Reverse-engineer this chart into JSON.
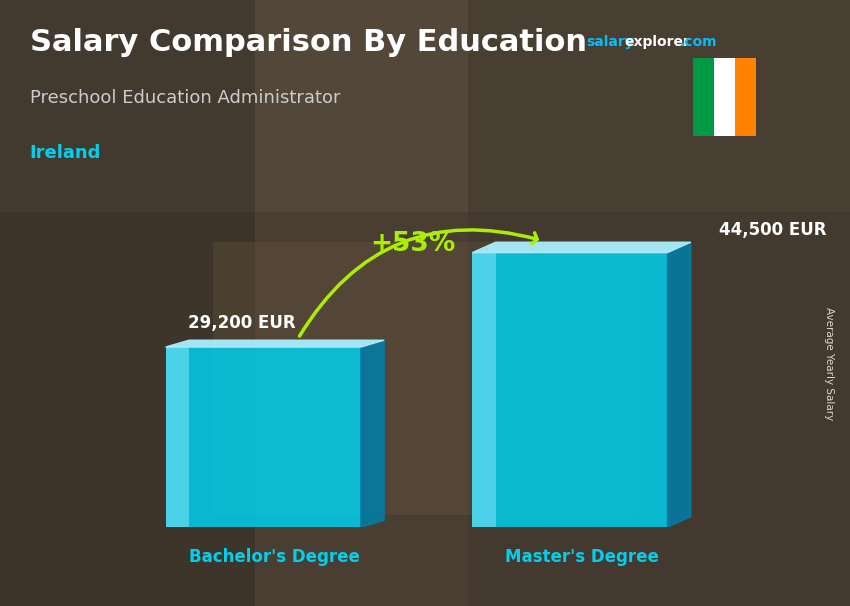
{
  "title": "Salary Comparison By Education",
  "subtitle": "Preschool Education Administrator",
  "country": "Ireland",
  "ylabel": "Average Yearly Salary",
  "categories": [
    "Bachelor's Degree",
    "Master's Degree"
  ],
  "values": [
    29200,
    44500
  ],
  "value_labels": [
    "29,200 EUR",
    "44,500 EUR"
  ],
  "pct_change": "+53%",
  "bar_color_main": "#00CFEE",
  "bar_color_light": "#80E8FF",
  "bar_color_dark": "#007FAA",
  "bar_color_top": "#AAEEFF",
  "country_color": "#00CFEE",
  "label_color": "#FFFFFF",
  "pct_color": "#AAEE00",
  "arrow_color": "#AAEE00",
  "brand_salary_color": "#00BFFF",
  "brand_com_color": "#00BFFF",
  "bar_alpha": 0.85,
  "figsize": [
    8.5,
    6.06
  ],
  "dpi": 100,
  "flag_green": "#009A44",
  "flag_white": "#FFFFFF",
  "flag_orange": "#FF8200"
}
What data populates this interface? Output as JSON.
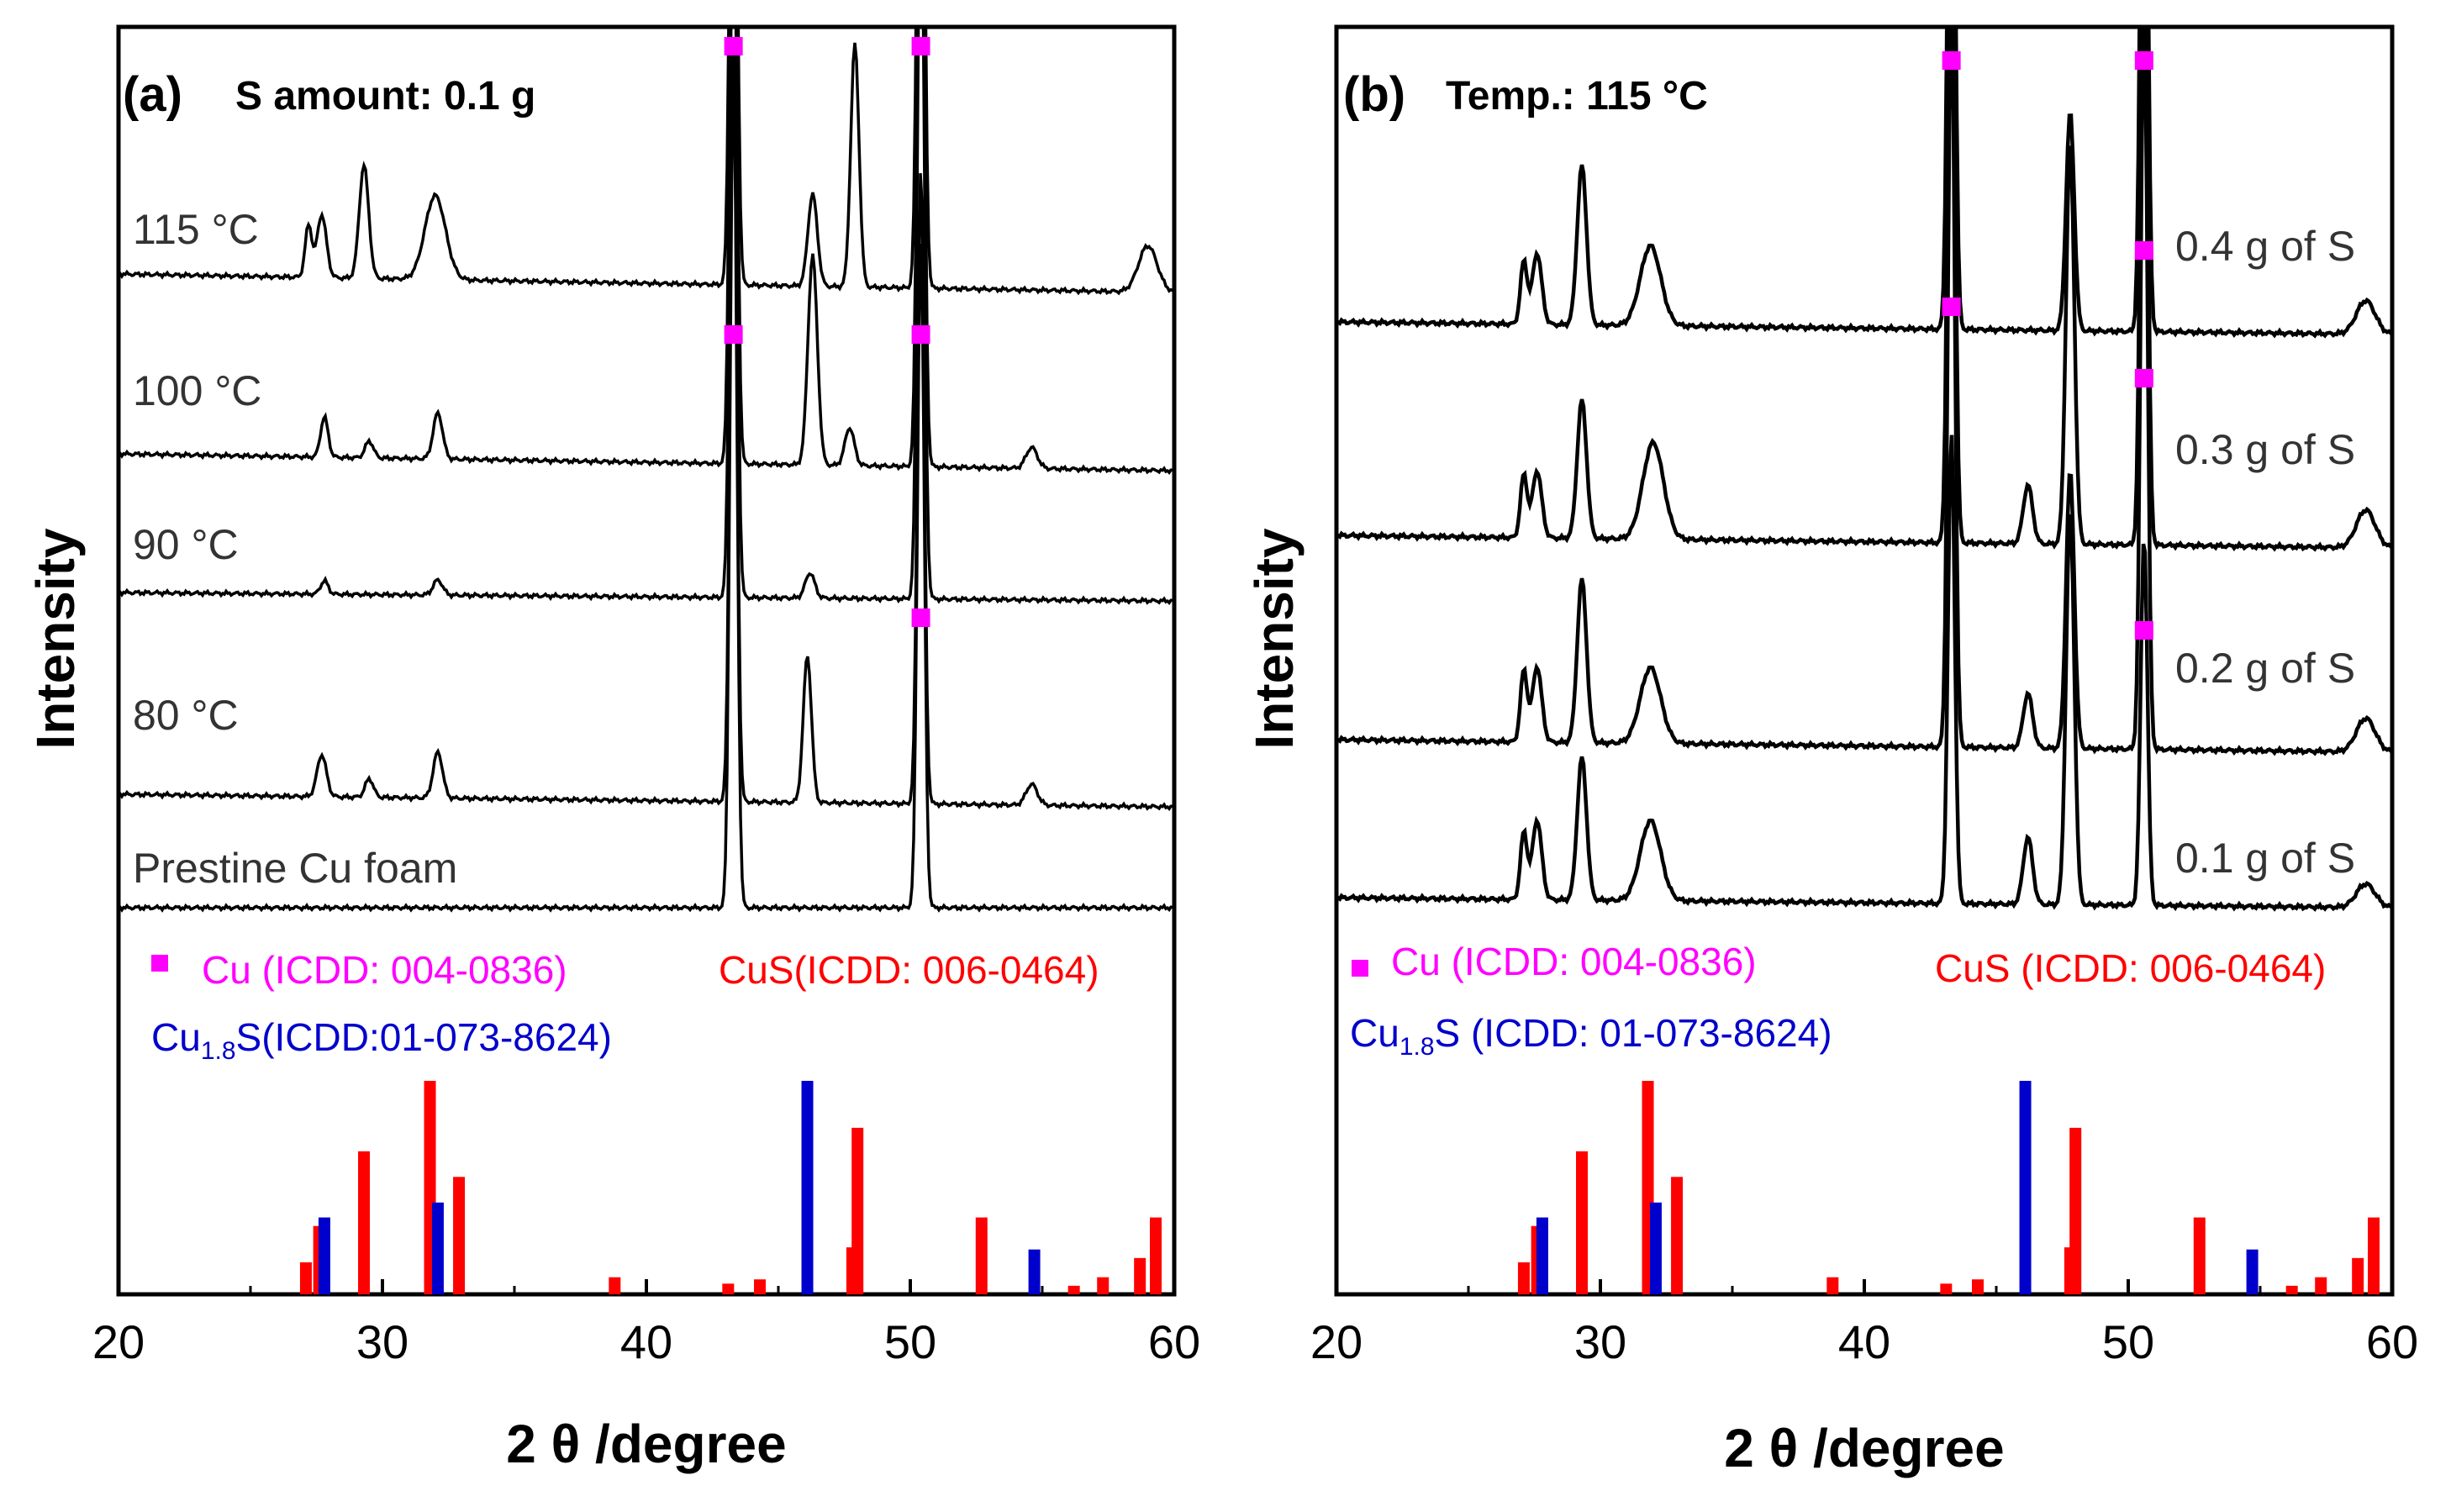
{
  "chart_data": [
    {
      "type": "line",
      "panel_label": "(a)",
      "condition": "S amount: 0.1 g",
      "xlabel": "2 θ /degree",
      "ylabel": "Intensity",
      "xlim": [
        20,
        60
      ],
      "xticks": [
        "20",
        "30",
        "40",
        "50",
        "60"
      ],
      "series": [
        {
          "name": "115 °C",
          "peaks_deg": [
            27.2,
            27.7,
            29.3,
            32.0,
            43.3,
            46.3,
            47.9,
            50.4,
            59.0
          ],
          "markers_deg": [
            43.3,
            50.4
          ]
        },
        {
          "name": "100 °C",
          "peaks_deg": [
            27.8,
            29.5,
            32.1,
            43.3,
            46.3,
            47.7,
            50.4,
            54.6
          ],
          "markers_deg": [
            43.3,
            50.4
          ]
        },
        {
          "name": "90 °C",
          "peaks_deg": [
            27.8,
            32.1,
            43.3,
            46.2,
            50.4
          ],
          "markers_deg": []
        },
        {
          "name": "80 °C",
          "peaks_deg": [
            27.7,
            29.5,
            32.1,
            43.3,
            46.1,
            50.4,
            54.6
          ],
          "markers_deg": [
            50.4
          ]
        },
        {
          "name": "Prestine Cu foam",
          "peaks_deg": [
            43.3,
            50.4
          ],
          "markers_deg": []
        }
      ],
      "legend": {
        "cu": "Cu (ICDD: 004-0836)",
        "cus": "CuS(ICDD: 006-0464)",
        "cu18s_main": "Cu",
        "cu18s_sub": "1.8",
        "cu18s_rest": "S(ICDD:01-073-8624)"
      },
      "reference_CuS": {
        "x": [
          27.1,
          27.6,
          29.3,
          31.8,
          32.9,
          38.8,
          43.1,
          44.3,
          47.8,
          48.0,
          52.7,
          56.2,
          57.3,
          58.7,
          59.3
        ],
        "y": [
          0.15,
          0.32,
          0.67,
          1.0,
          0.55,
          0.08,
          0.05,
          0.07,
          0.22,
          0.78,
          0.36,
          0.04,
          0.08,
          0.17,
          0.36
        ]
      },
      "reference_Cu18S": {
        "x": [
          27.8,
          32.1,
          46.1,
          54.7
        ],
        "y": [
          0.36,
          0.43,
          1.0,
          0.21
        ]
      }
    },
    {
      "type": "line",
      "panel_label": "(b)",
      "condition": "Temp.: 115 °C",
      "xlabel": "2 θ /degree",
      "ylabel": "Intensity",
      "xlim": [
        20,
        60
      ],
      "xticks": [
        "20",
        "30",
        "40",
        "50",
        "60"
      ],
      "series": [
        {
          "name": "0.4 g of S",
          "peaks_deg": [
            27.1,
            27.6,
            29.3,
            31.9,
            43.3,
            47.8,
            50.6,
            59.0
          ],
          "markers_deg": [
            43.3,
            50.6
          ]
        },
        {
          "name": "0.3 g of S",
          "peaks_deg": [
            27.1,
            27.6,
            29.3,
            32.0,
            43.3,
            46.2,
            47.8,
            50.6,
            59.0
          ],
          "markers_deg": [
            50.6
          ]
        },
        {
          "name": "0.2 g of S",
          "peaks_deg": [
            27.1,
            27.6,
            29.3,
            31.9,
            43.3,
            46.2,
            47.8,
            50.6,
            59.0
          ],
          "markers_deg": [
            50.6
          ]
        },
        {
          "name": "0.1 g of S",
          "peaks_deg": [
            27.1,
            27.6,
            29.3,
            31.9,
            43.3,
            46.2,
            47.8,
            50.6,
            59.0
          ],
          "markers_deg": []
        }
      ],
      "legend": {
        "cu": "Cu (ICDD: 004-0836)",
        "cus": "CuS (ICDD: 006-0464)",
        "cu18s_main": "Cu",
        "cu18s_sub": "1.8",
        "cu18s_rest": "S (ICDD: 01-073-8624)"
      },
      "reference_CuS": {
        "x": [
          27.1,
          27.6,
          29.3,
          31.8,
          32.9,
          38.8,
          43.1,
          44.3,
          47.8,
          48.0,
          52.7,
          56.2,
          57.3,
          58.7,
          59.3
        ],
        "y": [
          0.15,
          0.32,
          0.67,
          1.0,
          0.55,
          0.08,
          0.05,
          0.07,
          0.22,
          0.78,
          0.36,
          0.04,
          0.08,
          0.17,
          0.36
        ]
      },
      "reference_Cu18S": {
        "x": [
          27.8,
          32.1,
          46.1,
          54.7
        ],
        "y": [
          0.36,
          0.43,
          1.0,
          0.21
        ]
      }
    }
  ],
  "colors": {
    "cu": "#ff00ff",
    "cus": "#ff0000",
    "cu18s": "#0000cc",
    "line": "#000000"
  }
}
+---+
* YOUR GOAL
Repeat each entry precisely as it appears. Leave the pictures out.

* EXERCISE RESULT
Reverse-engineer this chart into JSON.
{
  "title": "Salary Comparison By Education",
  "subtitle": "Preschool Education Administrator",
  "country": "Ireland",
  "ylabel": "Average Yearly Salary",
  "categories": [
    "Bachelor's Degree",
    "Master's Degree"
  ],
  "values": [
    29200,
    44500
  ],
  "value_labels": [
    "29,200 EUR",
    "44,500 EUR"
  ],
  "pct_change": "+53%",
  "bar_color_main": "#00CFEE",
  "bar_color_light": "#80E8FF",
  "bar_color_dark": "#007FAA",
  "bar_color_top": "#AAEEFF",
  "country_color": "#00CFEE",
  "label_color": "#FFFFFF",
  "pct_color": "#AAEE00",
  "arrow_color": "#AAEE00",
  "brand_salary_color": "#00BFFF",
  "brand_com_color": "#00BFFF",
  "bar_alpha": 0.85,
  "figsize": [
    8.5,
    6.06
  ],
  "dpi": 100,
  "flag_green": "#009A44",
  "flag_white": "#FFFFFF",
  "flag_orange": "#FF8200"
}
What data populates this interface? Output as JSON.
{
  "chart_data": [
    {
      "type": "line",
      "panel_label": "(a)",
      "condition": "S amount: 0.1 g",
      "xlabel": "2 θ /degree",
      "ylabel": "Intensity",
      "xlim": [
        20,
        60
      ],
      "xticks": [
        "20",
        "30",
        "40",
        "50",
        "60"
      ],
      "series": [
        {
          "name": "115 °C",
          "peaks_deg": [
            27.2,
            27.7,
            29.3,
            32.0,
            43.3,
            46.3,
            47.9,
            50.4,
            59.0
          ],
          "markers_deg": [
            43.3,
            50.4
          ]
        },
        {
          "name": "100 °C",
          "peaks_deg": [
            27.8,
            29.5,
            32.1,
            43.3,
            46.3,
            47.7,
            50.4,
            54.6
          ],
          "markers_deg": [
            43.3,
            50.4
          ]
        },
        {
          "name": "90 °C",
          "peaks_deg": [
            27.8,
            32.1,
            43.3,
            46.2,
            50.4
          ],
          "markers_deg": []
        },
        {
          "name": "80 °C",
          "peaks_deg": [
            27.7,
            29.5,
            32.1,
            43.3,
            46.1,
            50.4,
            54.6
          ],
          "markers_deg": [
            50.4
          ]
        },
        {
          "name": "Prestine Cu foam",
          "peaks_deg": [
            43.3,
            50.4
          ],
          "markers_deg": []
        }
      ],
      "legend": {
        "cu": "Cu (ICDD: 004-0836)",
        "cus": "CuS(ICDD: 006-0464)",
        "cu18s_main": "Cu",
        "cu18s_sub": "1.8",
        "cu18s_rest": "S(ICDD:01-073-8624)"
      },
      "reference_CuS": {
        "x": [
          27.1,
          27.6,
          29.3,
          31.8,
          32.9,
          38.8,
          43.1,
          44.3,
          47.8,
          48.0,
          52.7,
          56.2,
          57.3,
          58.7,
          59.3
        ],
        "y": [
          0.15,
          0.32,
          0.67,
          1.0,
          0.55,
          0.08,
          0.05,
          0.07,
          0.22,
          0.78,
          0.36,
          0.04,
          0.08,
          0.17,
          0.36
        ]
      },
      "reference_Cu18S": {
        "x": [
          27.8,
          32.1,
          46.1,
          54.7
        ],
        "y": [
          0.36,
          0.43,
          1.0,
          0.21
        ]
      }
    },
    {
      "type": "line",
      "panel_label": "(b)",
      "condition": "Temp.: 115 °C",
      "xlabel": "2 θ /degree",
      "ylabel": "Intensity",
      "xlim": [
        20,
        60
      ],
      "xticks": [
        "20",
        "30",
        "40",
        "50",
        "60"
      ],
      "series": [
        {
          "name": "0.4 g of S",
          "peaks_deg": [
            27.1,
            27.6,
            29.3,
            31.9,
            43.3,
            47.8,
            50.6,
            59.0
          ],
          "markers_deg": [
            43.3,
            50.6
          ]
        },
        {
          "name": "0.3 g of S",
          "peaks_deg": [
            27.1,
            27.6,
            29.3,
            32.0,
            43.3,
            46.2,
            47.8,
            50.6,
            59.0
          ],
          "markers_deg": [
            50.6
          ]
        },
        {
          "name": "0.2 g of S",
          "peaks_deg": [
            27.1,
            27.6,
            29.3,
            31.9,
            43.3,
            46.2,
            47.8,
            50.6,
            59.0
          ],
          "markers_deg": [
            50.6
          ]
        },
        {
          "name": "0.1 g of S",
          "peaks_deg": [
            27.1,
            27.6,
            29.3,
            31.9,
            43.3,
            46.2,
            47.8,
            50.6,
            59.0
          ],
          "markers_deg": []
        }
      ],
      "legend": {
        "cu": "Cu (ICDD: 004-0836)",
        "cus": "CuS (ICDD: 006-0464)",
        "cu18s_main": "Cu",
        "cu18s_sub": "1.8",
        "cu18s_rest": "S (ICDD: 01-073-8624)"
      },
      "reference_CuS": {
        "x": [
          27.1,
          27.6,
          29.3,
          31.8,
          32.9,
          38.8,
          43.1,
          44.3,
          47.8,
          48.0,
          52.7,
          56.2,
          57.3,
          58.7,
          59.3
        ],
        "y": [
          0.15,
          0.32,
          0.67,
          1.0,
          0.55,
          0.08,
          0.05,
          0.07,
          0.22,
          0.78,
          0.36,
          0.04,
          0.08,
          0.17,
          0.36
        ]
      },
      "reference_Cu18S": {
        "x": [
          27.8,
          32.1,
          46.1,
          54.7
        ],
        "y": [
          0.36,
          0.43,
          1.0,
          0.21
        ]
      }
    }
  ],
  "colors": {
    "cu": "#ff00ff",
    "cus": "#ff0000",
    "cu18s": "#0000cc",
    "line": "#000000"
  }
}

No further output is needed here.